§ Requirements:
Copy out all the records, word for word.

§ Information given:

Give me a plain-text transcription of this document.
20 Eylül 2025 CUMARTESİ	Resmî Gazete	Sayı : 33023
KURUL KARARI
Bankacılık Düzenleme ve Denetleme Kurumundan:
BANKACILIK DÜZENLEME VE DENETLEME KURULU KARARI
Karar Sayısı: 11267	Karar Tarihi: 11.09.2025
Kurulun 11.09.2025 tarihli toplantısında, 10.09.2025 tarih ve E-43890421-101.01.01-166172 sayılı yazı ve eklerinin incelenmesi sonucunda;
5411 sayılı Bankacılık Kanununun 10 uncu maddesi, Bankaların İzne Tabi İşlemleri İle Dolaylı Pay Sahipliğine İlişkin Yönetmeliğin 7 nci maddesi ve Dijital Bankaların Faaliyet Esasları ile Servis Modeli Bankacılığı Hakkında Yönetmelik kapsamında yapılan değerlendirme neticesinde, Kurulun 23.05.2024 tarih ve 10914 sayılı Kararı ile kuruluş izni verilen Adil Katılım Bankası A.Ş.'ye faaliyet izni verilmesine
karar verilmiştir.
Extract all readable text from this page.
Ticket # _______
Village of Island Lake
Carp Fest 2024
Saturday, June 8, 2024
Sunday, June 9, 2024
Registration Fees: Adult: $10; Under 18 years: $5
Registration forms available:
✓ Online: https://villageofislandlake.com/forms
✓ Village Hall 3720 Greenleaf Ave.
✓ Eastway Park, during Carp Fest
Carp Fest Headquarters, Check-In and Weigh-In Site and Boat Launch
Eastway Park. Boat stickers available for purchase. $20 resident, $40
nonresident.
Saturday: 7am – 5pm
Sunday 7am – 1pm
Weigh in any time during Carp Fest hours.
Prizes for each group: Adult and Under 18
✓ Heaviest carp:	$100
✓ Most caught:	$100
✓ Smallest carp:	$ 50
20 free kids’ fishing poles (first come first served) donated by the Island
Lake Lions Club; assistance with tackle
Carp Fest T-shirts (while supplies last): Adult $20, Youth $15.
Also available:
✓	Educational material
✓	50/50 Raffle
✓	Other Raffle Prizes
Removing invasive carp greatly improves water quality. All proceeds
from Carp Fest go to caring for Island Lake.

§ Response to this exercise:
Give me a plain-text transcription of this document.
20 Eylül 2025 CUMARTESİ	Resmî Gazete	Sayı : 33023
KURUL KARARI
Bankacılık Düzenleme ve Denetleme Kurumundan:
BANKACILIK DÜZENLEME VE DENETLEME KURULU KARARI
Karar Sayısı: 11267	Karar Tarihi: 11.09.2025
Kurulun 11.09.2025 tarihli toplantısında, 10.09.2025 tarih ve E-43890421-101.01.01-166172 sayılı yazı ve eklerinin incelenmesi sonucunda;
5411 sayılı Bankacılık Kanununun 10 uncu maddesi, Bankaların İzne Tabi İşlemleri İle Dolaylı Pay Sahipliğine İlişkin Yönetmeliğin 7 nci maddesi ve Dijital Bankaların Faaliyet Esasları ile Servis Modeli Bankacılığı Hakkında Yönetmelik kapsamında yapılan değerlendirme neticesinde, Kurulun 23.05.2024 tarih ve 10914 sayılı Kararı ile kuruluş izni verilen Adil Katılım Bankası A.Ş.'ye faaliyet izni verilmesine
karar verilmiştir.
Extract all readable text from this page.
Ticket # _______
Village of Island Lake
Carp Fest 2024
Saturday, June 8, 2024
Sunday, June 9, 2024
Registration Fees: Adult: $10; Under 18 years: $5
Registration forms available:
✓ Online: https://villageofislandlake.com/forms
✓ Village Hall 3720 Greenleaf Ave.
✓ Eastway Park, during Carp Fest
Carp Fest Headquarters, Check-In and Weigh-In Site and Boat Launch
Eastway Park. Boat stickers available for purchase. $20 resident, $40
nonresident.
Saturday: 7am – 5pm
Sunday 7am – 1pm
Weigh in any time during Carp Fest hours.
Prizes for each group: Adult and Under 18
✓ Heaviest carp:	$100
✓ Most caught:	$100
✓ Smallest carp:	$ 50
20 free kids’ fishing poles (first come first served) donated by the Island
Lake Lions Club; assistance with tackle
Carp Fest T-shirts (while supplies last): Adult $20, Youth $15.
Also available:
✓	Educational material
✓	50/50 Raffle
✓	Other Raffle Prizes
Removing invasive carp greatly improves water quality. All proceeds
from Carp Fest go to caring for Island Lake.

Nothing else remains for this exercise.